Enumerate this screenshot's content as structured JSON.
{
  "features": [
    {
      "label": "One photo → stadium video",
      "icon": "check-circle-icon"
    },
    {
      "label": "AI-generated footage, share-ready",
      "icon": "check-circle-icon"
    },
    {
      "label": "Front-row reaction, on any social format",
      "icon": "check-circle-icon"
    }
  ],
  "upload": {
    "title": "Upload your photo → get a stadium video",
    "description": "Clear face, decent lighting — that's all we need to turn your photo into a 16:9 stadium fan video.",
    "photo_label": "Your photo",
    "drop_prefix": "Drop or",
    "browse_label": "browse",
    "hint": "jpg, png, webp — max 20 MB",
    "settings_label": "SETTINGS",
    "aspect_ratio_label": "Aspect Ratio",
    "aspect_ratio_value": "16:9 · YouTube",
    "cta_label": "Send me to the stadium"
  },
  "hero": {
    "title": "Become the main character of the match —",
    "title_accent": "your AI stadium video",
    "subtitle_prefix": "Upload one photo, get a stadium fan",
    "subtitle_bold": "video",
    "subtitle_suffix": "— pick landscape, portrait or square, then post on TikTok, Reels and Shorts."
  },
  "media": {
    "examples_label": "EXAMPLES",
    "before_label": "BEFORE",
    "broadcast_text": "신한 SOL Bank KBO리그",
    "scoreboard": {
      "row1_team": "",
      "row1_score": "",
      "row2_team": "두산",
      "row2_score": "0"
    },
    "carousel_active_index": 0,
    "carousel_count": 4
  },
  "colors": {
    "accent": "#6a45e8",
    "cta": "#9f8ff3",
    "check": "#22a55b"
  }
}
........
#### Your goal:
Say how many lines of the material contain the word "photo", with no other text.

#### Complete output:
5